** Start of Data for processing **
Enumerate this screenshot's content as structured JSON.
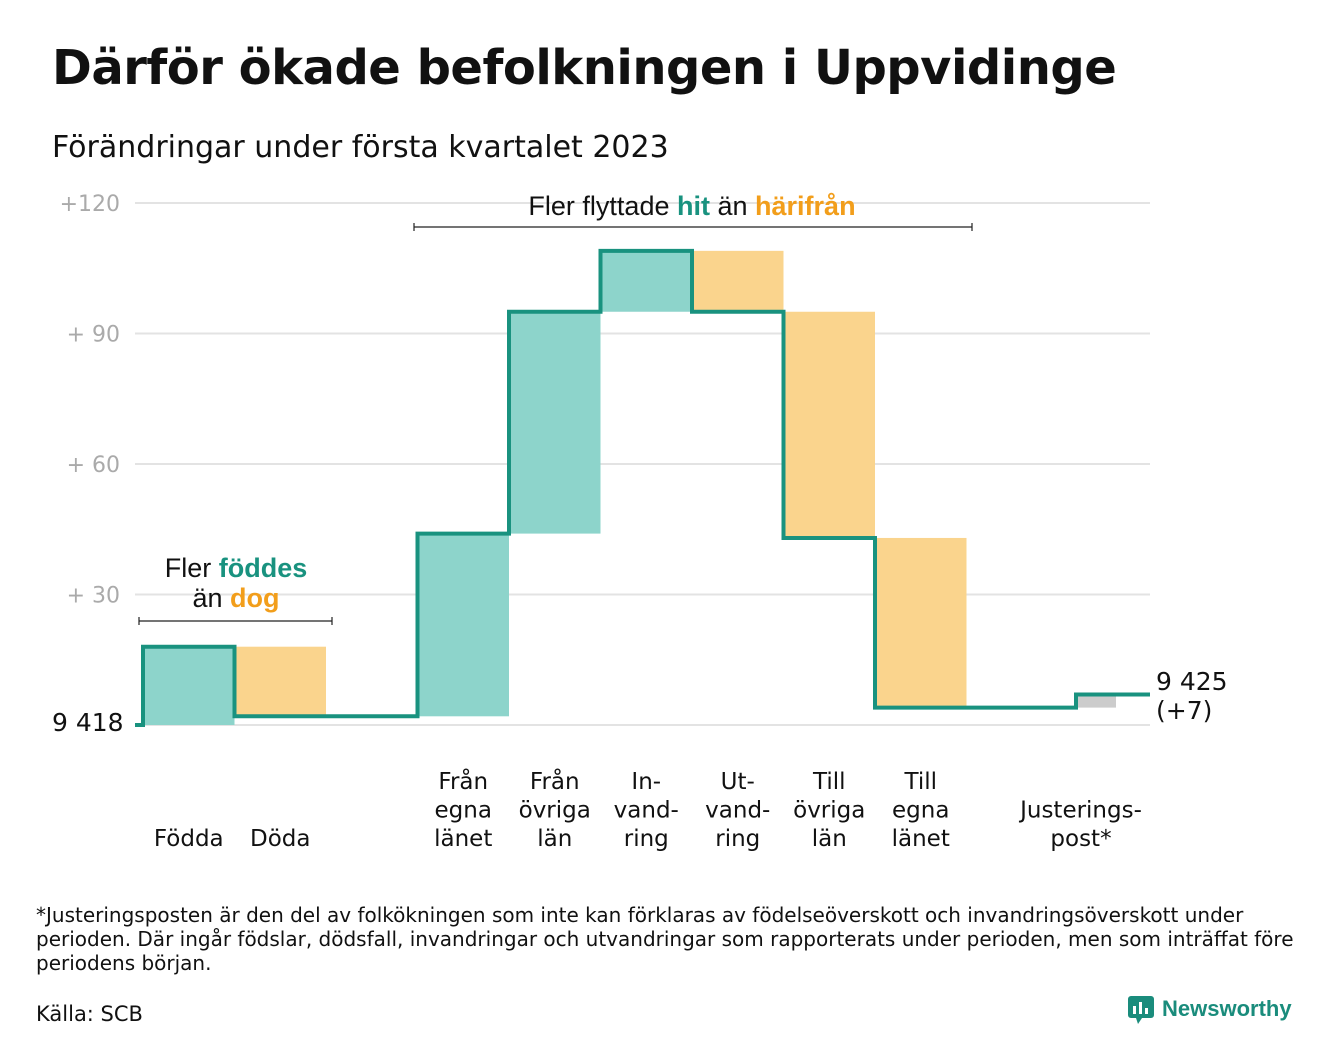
{
  "title": "Därför ökade befolkningen i Uppvidinge",
  "subtitle": "Förändringar under första kvartalet 2023",
  "colors": {
    "increase_fill": "#8dd4cb",
    "decrease_fill": "#fad48d",
    "adjustment_fill": "#cccccc",
    "line": "#19927f",
    "accent_teal": "#19927f",
    "accent_orange": "#f29e1b",
    "grid": "#e3e3e3",
    "tick_text": "#aaaaaa"
  },
  "chart_data": {
    "type": "waterfall",
    "baseline_value": 9418,
    "baseline_label": "9 418",
    "end_label": [
      "9 425",
      "(+7)"
    ],
    "y_ticks": [
      {
        "value": 30,
        "label": "+ 30"
      },
      {
        "value": 60,
        "label": "+ 60"
      },
      {
        "value": 90,
        "label": "+ 90"
      },
      {
        "value": 120,
        "label": "+120"
      }
    ],
    "ylim": [
      0,
      120
    ],
    "steps": [
      {
        "label": [
          "Födda"
        ],
        "start": 0,
        "end": 18,
        "kind": "increase"
      },
      {
        "label": [
          "Döda"
        ],
        "start": 18,
        "end": 2,
        "kind": "decrease"
      },
      {
        "label": [
          "Från",
          "egna",
          "länet"
        ],
        "start": 2,
        "end": 44,
        "kind": "increase"
      },
      {
        "label": [
          "Från",
          "övriga",
          "län"
        ],
        "start": 44,
        "end": 95,
        "kind": "increase"
      },
      {
        "label": [
          "In-",
          "vand-",
          "ring"
        ],
        "start": 95,
        "end": 109,
        "kind": "increase"
      },
      {
        "label": [
          "Ut-",
          "vand-",
          "ring"
        ],
        "start": 109,
        "end": 95,
        "kind": "decrease"
      },
      {
        "label": [
          "Till",
          "övriga",
          "län"
        ],
        "start": 95,
        "end": 43,
        "kind": "decrease"
      },
      {
        "label": [
          "Till",
          "egna",
          "länet"
        ],
        "start": 43,
        "end": 4,
        "kind": "decrease"
      },
      {
        "label": [
          "Justerings-",
          "post*"
        ],
        "start": 4,
        "end": 7,
        "kind": "adjustment"
      }
    ],
    "annotations": [
      {
        "parts": [
          {
            "text": "Fler ",
            "style": "plain"
          },
          {
            "text": "föddes",
            "style": "teal"
          }
        ],
        "parts2": [
          {
            "text": "än ",
            "style": "plain"
          },
          {
            "text": "dog",
            "style": "orange"
          }
        ]
      },
      {
        "parts": [
          {
            "text": "Fler flyttade ",
            "style": "plain"
          },
          {
            "text": "hit",
            "style": "teal"
          },
          {
            "text": " än ",
            "style": "plain"
          },
          {
            "text": "härifrån",
            "style": "orange"
          }
        ]
      }
    ]
  },
  "footnote": "*Justeringsposten är den del av folkökningen som inte kan förklaras av födelseöverskott och invandringsöverskott under perioden. Där ingår födslar, dödsfall, invandringar och utvandringar som rapporterats under perioden, men som inträffat före periodens början.",
  "source": "Källa: SCB",
  "logo": {
    "text": "Newsworthy",
    "icon": "newsworthy-logo-icon"
  }
}
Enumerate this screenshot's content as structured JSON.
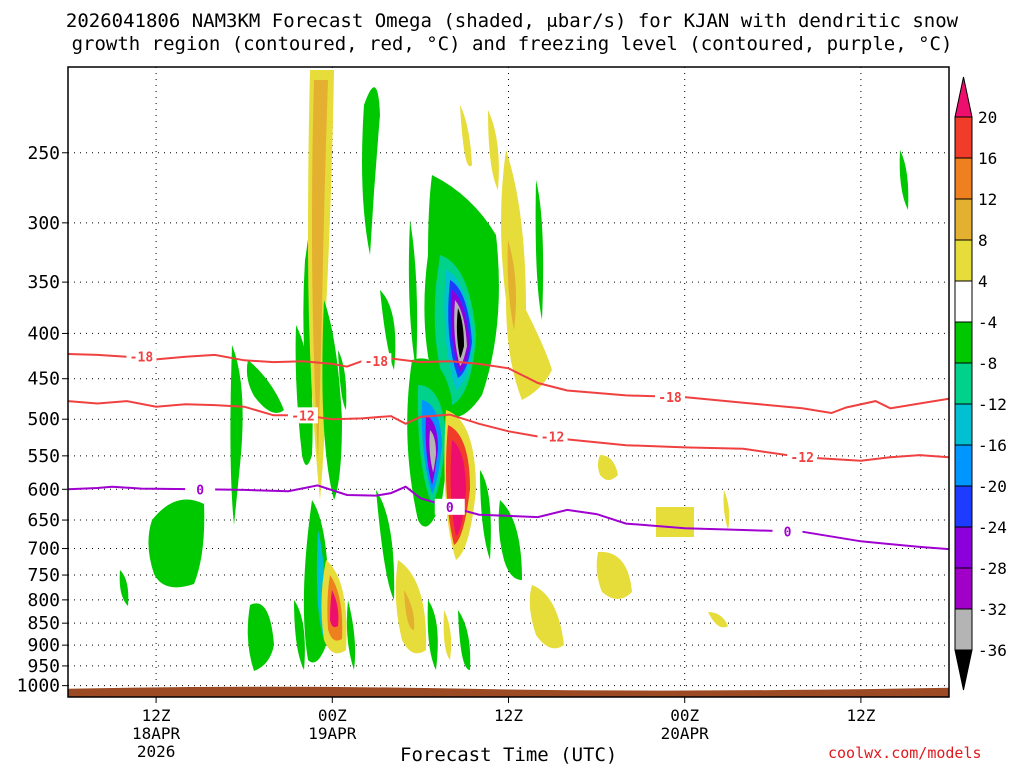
{
  "title": {
    "line1": "2026041806 NAM3KM Forecast Omega (shaded, μbar/s) for KJAN with dendritic snow",
    "line2": "growth region (contoured, red, °C) and freezing level (contoured, purple, °C)"
  },
  "credit": "coolwx.com/models",
  "chart_data": {
    "type": "heatmap",
    "title": "2026041806 NAM3KM Forecast Omega (shaded, μbar/s) for KJAN with dendritic snow growth region (contoured, red, °C) and freezing level (contoured, purple, °C)",
    "xlabel": "Forecast Time (UTC)",
    "ylabel": "",
    "y_axis": {
      "scale": "log-pressure",
      "range_hpa": [
        1030,
        200
      ],
      "ticks": [
        250,
        300,
        350,
        400,
        450,
        500,
        550,
        600,
        650,
        700,
        750,
        800,
        850,
        900,
        950,
        1000
      ]
    },
    "x_axis": {
      "range_hours": [
        0,
        60
      ],
      "ticks": [
        {
          "hour": 6,
          "label": "12Z",
          "sub1": "18APR",
          "sub2": "2026"
        },
        {
          "hour": 18,
          "label": "00Z",
          "sub1": "19APR",
          "sub2": ""
        },
        {
          "hour": 30,
          "label": "12Z",
          "sub1": "",
          "sub2": ""
        },
        {
          "hour": 42,
          "label": "00Z",
          "sub1": "20APR",
          "sub2": ""
        },
        {
          "hour": 54,
          "label": "12Z",
          "sub1": "",
          "sub2": ""
        }
      ]
    },
    "grid": true,
    "colorbar": {
      "labels": [
        "20",
        "16",
        "12",
        "8",
        "4",
        "-4",
        "-8",
        "-12",
        "-16",
        "-20",
        "-24",
        "-28",
        "-32",
        "-36"
      ],
      "colors": [
        "#ee0e6e",
        "#f03c28",
        "#ef8020",
        "#e4b030",
        "#e6dc3a",
        "#ffffff",
        "#00c800",
        "#00d28c",
        "#00c0d2",
        "#0096ff",
        "#1e3cff",
        "#8c00dc",
        "#a000c8",
        "#b4b4b4",
        "#000000"
      ]
    },
    "contours": [
      {
        "name": "-18",
        "color": "#f04040",
        "label_hours": [
          5,
          21,
          41
        ],
        "points": [
          [
            0,
            422
          ],
          [
            2,
            423
          ],
          [
            4,
            425
          ],
          [
            6,
            428
          ],
          [
            8,
            425
          ],
          [
            10,
            423
          ],
          [
            12,
            429
          ],
          [
            14,
            431
          ],
          [
            16,
            430
          ],
          [
            18,
            433
          ],
          [
            19,
            436
          ],
          [
            20,
            430
          ],
          [
            22,
            427
          ],
          [
            24,
            431
          ],
          [
            26,
            430
          ],
          [
            28,
            433
          ],
          [
            30,
            438
          ],
          [
            32,
            455
          ],
          [
            34,
            464
          ],
          [
            38,
            470
          ],
          [
            42,
            472
          ],
          [
            46,
            479
          ],
          [
            50,
            486
          ],
          [
            52,
            492
          ],
          [
            53,
            485
          ],
          [
            55,
            477
          ],
          [
            56,
            486
          ],
          [
            58,
            480
          ],
          [
            60,
            474
          ]
        ]
      },
      {
        "name": "-12",
        "color": "#f04040",
        "label_hours": [
          16,
          33,
          50
        ],
        "points": [
          [
            0,
            477
          ],
          [
            2,
            480
          ],
          [
            4,
            477
          ],
          [
            6,
            484
          ],
          [
            8,
            481
          ],
          [
            10,
            482
          ],
          [
            12,
            484
          ],
          [
            14,
            495
          ],
          [
            16,
            495
          ],
          [
            18,
            500
          ],
          [
            20,
            499
          ],
          [
            22,
            496
          ],
          [
            23,
            506
          ],
          [
            24,
            497
          ],
          [
            26,
            494
          ],
          [
            28,
            506
          ],
          [
            30,
            516
          ],
          [
            32,
            523
          ],
          [
            34,
            527
          ],
          [
            38,
            535
          ],
          [
            42,
            538
          ],
          [
            46,
            540
          ],
          [
            50,
            552
          ],
          [
            54,
            557
          ],
          [
            56,
            552
          ],
          [
            58,
            549
          ],
          [
            60,
            552
          ]
        ]
      },
      {
        "name": "0",
        "color": "#a000d0",
        "label_hours": [
          9,
          26,
          49
        ],
        "points": [
          [
            0,
            600
          ],
          [
            2,
            598
          ],
          [
            3,
            596
          ],
          [
            5,
            599
          ],
          [
            9,
            600
          ],
          [
            12,
            601
          ],
          [
            15,
            603
          ],
          [
            17,
            594
          ],
          [
            19,
            609
          ],
          [
            21,
            610
          ],
          [
            22,
            606
          ],
          [
            23,
            596
          ],
          [
            24,
            614
          ],
          [
            26,
            628
          ],
          [
            28,
            641
          ],
          [
            32,
            645
          ],
          [
            34,
            633
          ],
          [
            36,
            640
          ],
          [
            38,
            656
          ],
          [
            42,
            664
          ],
          [
            46,
            667
          ],
          [
            50,
            670
          ],
          [
            54,
            687
          ],
          [
            58,
            697
          ],
          [
            60,
            701
          ]
        ]
      }
    ]
  }
}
** End of Data for processing **
» What you will do
Using the listing above, return all lines where the word "Forecast" occurs.

» Exercise result
    "line1": "2026041806 NAM3KM Forecast Omega (shaded, μbar/s) for KJAN with dendritic snow",
    "title": "2026041806 NAM3KM Forecast Omega (shaded, μbar/s) for KJAN with dendritic snow growth region (contoured, red, °C) and freezing level (contoured, purple, °C)",
    "xlabel": "Forecast Time (UTC)",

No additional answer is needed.